*Given request*:
Provide an exact copy of the data, excluding the images.

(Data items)
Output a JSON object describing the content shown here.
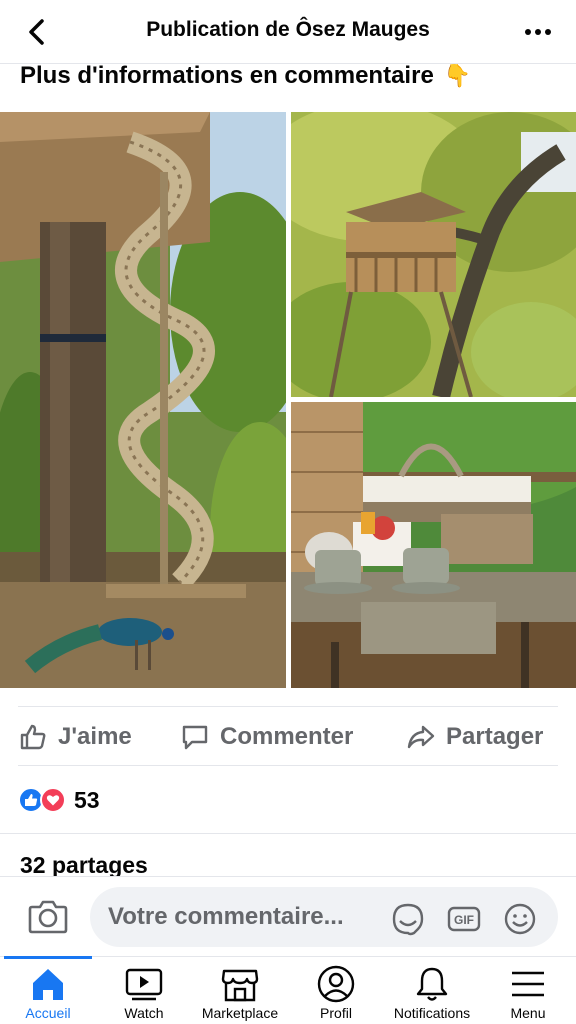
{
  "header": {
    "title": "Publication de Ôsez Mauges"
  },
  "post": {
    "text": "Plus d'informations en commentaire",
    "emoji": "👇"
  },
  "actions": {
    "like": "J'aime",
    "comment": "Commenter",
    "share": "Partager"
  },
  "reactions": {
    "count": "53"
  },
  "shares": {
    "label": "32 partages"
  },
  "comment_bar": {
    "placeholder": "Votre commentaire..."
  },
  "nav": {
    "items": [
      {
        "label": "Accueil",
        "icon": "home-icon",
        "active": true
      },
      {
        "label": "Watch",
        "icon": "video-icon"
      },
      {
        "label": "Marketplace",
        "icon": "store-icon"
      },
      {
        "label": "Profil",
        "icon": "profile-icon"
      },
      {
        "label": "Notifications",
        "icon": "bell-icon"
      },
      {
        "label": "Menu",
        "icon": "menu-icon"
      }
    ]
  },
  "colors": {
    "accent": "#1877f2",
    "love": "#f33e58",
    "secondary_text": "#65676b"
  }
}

*Exercise solution*:
Output a JSON object describing the content shown here.
{
  "header": {
    "title": "Publication de Ôsez Mauges"
  },
  "post": {
    "text": "Plus d'informations en commentaire",
    "emoji": "👇"
  },
  "actions": {
    "like": "J'aime",
    "comment": "Commenter",
    "share": "Partager"
  },
  "reactions": {
    "count": "53"
  },
  "shares": {
    "label": "32 partages"
  },
  "comment_bar": {
    "placeholder": "Votre commentaire..."
  },
  "nav": {
    "items": [
      {
        "label": "Accueil",
        "icon": "home-icon",
        "active": true
      },
      {
        "label": "Watch",
        "icon": "video-icon"
      },
      {
        "label": "Marketplace",
        "icon": "store-icon"
      },
      {
        "label": "Profil",
        "icon": "profile-icon"
      },
      {
        "label": "Notifications",
        "icon": "bell-icon"
      },
      {
        "label": "Menu",
        "icon": "menu-icon"
      }
    ]
  },
  "colors": {
    "accent": "#1877f2",
    "love": "#f33e58",
    "secondary_text": "#65676b"
  }
}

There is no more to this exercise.